*Required actions:*
• 1. Condense the paragraph in the yogaCam text that begins "Each client is a React application" into a short list that keeps its main facts.
• 2. In the yogaCam text, reproduce the passage that begins at the words "yogaCam: Live Map" and stops after "around the world.", swapping "pose" for "posture".

*Provided text:*
** Start **
Yoga is something I do for myself, however, I really appreciate the feeling of the quiet connection with others. Either someone at the mat next to mine, the instructor from a good video class, or simply just knowing someone else is probably doing the same. Given that, I came up with the idea of virtually share yoga sessions with others.

Taking a glance in the comment feed of, for example, Yoga With Adriene, it's evident how these yoga sessions make an impact on many people's lives and well-being. Especially these times. At the same time, I feel inspired by virtual training apps like Zwift for biking and of course, yoga practice should have its own space as well. 🌠

yogaCam: Live Map

The yogaCam Live Map is a web application for users to keep on while practicing yoga that will recognize and visualize all ongoing activity of a certain yoga pose in real-time. On a map, each individual sees a bright spot for all other people who do the same pose at that moment. Change pose and marvel at the new group of people you share the moment with around the world.

How I built it

The implementation has three main parts; 1. system architecture and setup of Azure resources, 2. training the yoga classification model, and 3. creating the user application and integrating the AI models and Azure SDK:s.

(For more implementation details, please visit my GitHub repo SaraOlsson/yoga-map-ai where I've included a guide to reproduce the application)

Azure resources

1. Azure Maps
2. Custom Vision Service
3. Speech API (text-to-speech)
4. Azure Storage Account with Blob containers
   
5. Service Bus Topic

Each client is a React application that communicates with a set of services that lives in Azure. The classification model is published as a Prediction API. Knowing what is the current position, data messages are read and written through an Azure Service Bus Topic. The camera snapshots are uploaded to a Blob Storage if the user agrees to train the model with new data (hidden feature in the live demo).

I have provided an ARM template to provide reproduce the infrastructure under the AzureResourceGroup folder of the Github Repo. ARM templates use a declarative syntax to get the required inputs from the user, thus enabling the user to redeploy the infrastructure with minimal effort.

Yoga classification model

My process was:

• collecting a dataset (I used the images found here, collected by Anastasia Marchenkova). The training dataset has 10 classes and around 60 images per class. Each class also has 5-10 images to use for test or validation. I removed some images from the dataset that were sketches rather than real images, and instead created my own data to extend the dataset.
** End **
*Given data:*
** Start **
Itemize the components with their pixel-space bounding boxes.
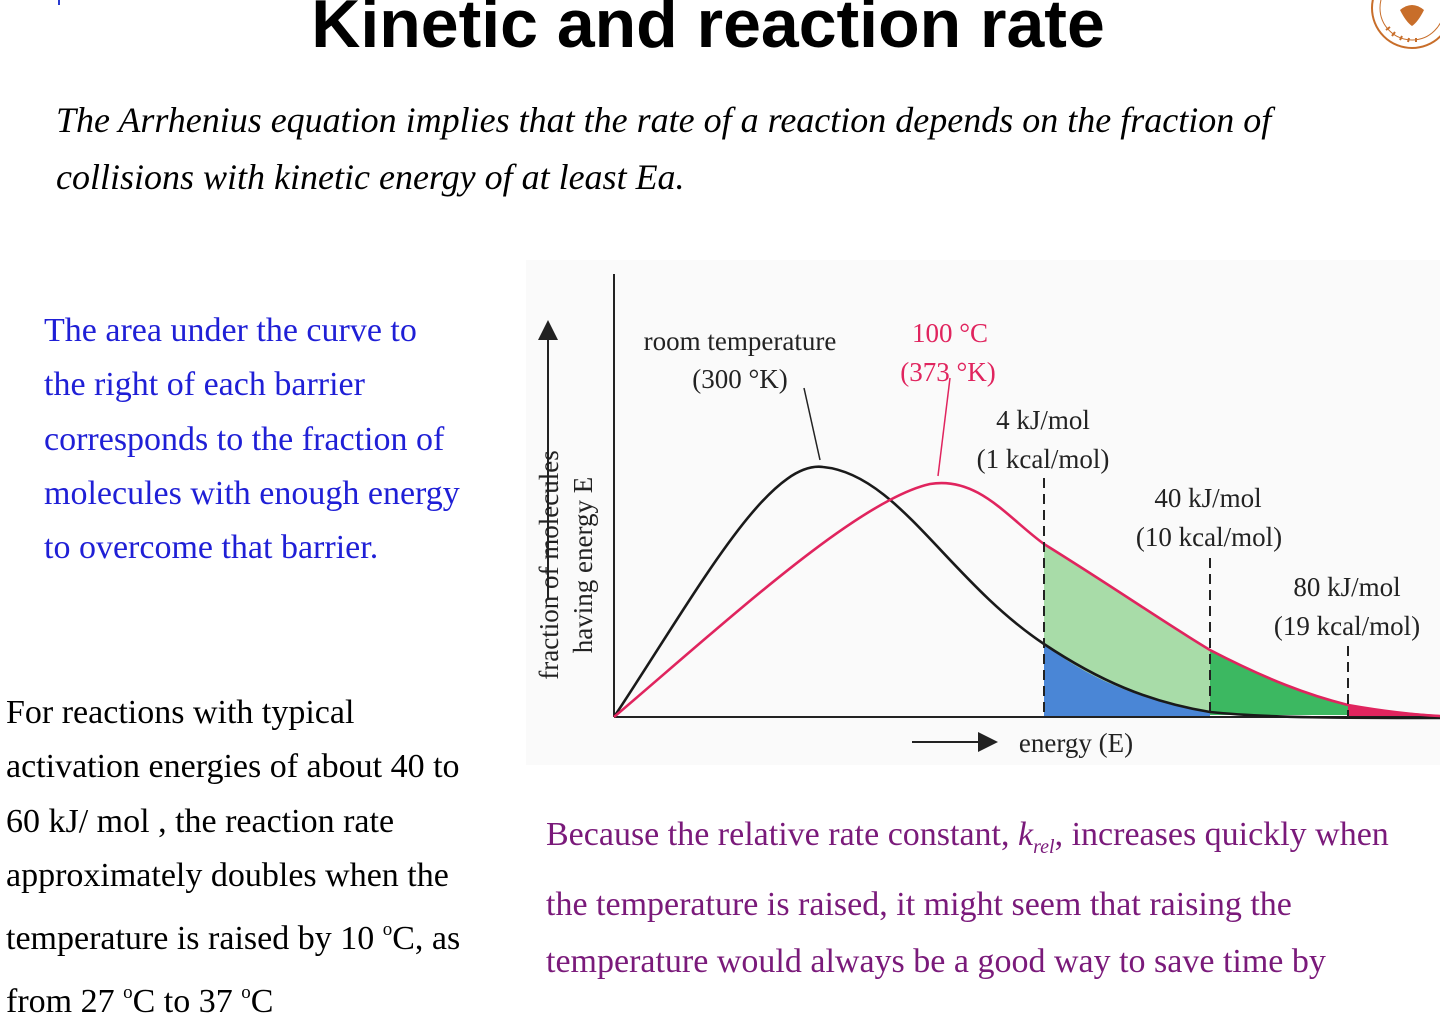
** End **
*Answers for this exercise:*
• 1.
- Each client is a React application that communicates with services in Azure.
- The classification model is published as a Prediction API.
- Once the current position is known, data messages are read and written through an Azure Service Bus Topic.
- If the user agrees to help train the model, camera snapshots are uploaded to Blob Storage. This is a hidden feature in the live demo.

• 2.
yogaCam: Live Map

The yogaCam Live Map is a web application for users to keep on while practicing yoga that will recognize and visualize all ongoing activity of a certain yoga posture in real-time. On a map, each individual sees a bright spot for all other people who do the same posture at that moment. Change posture and marvel at the new group of people you share the moment with around the world.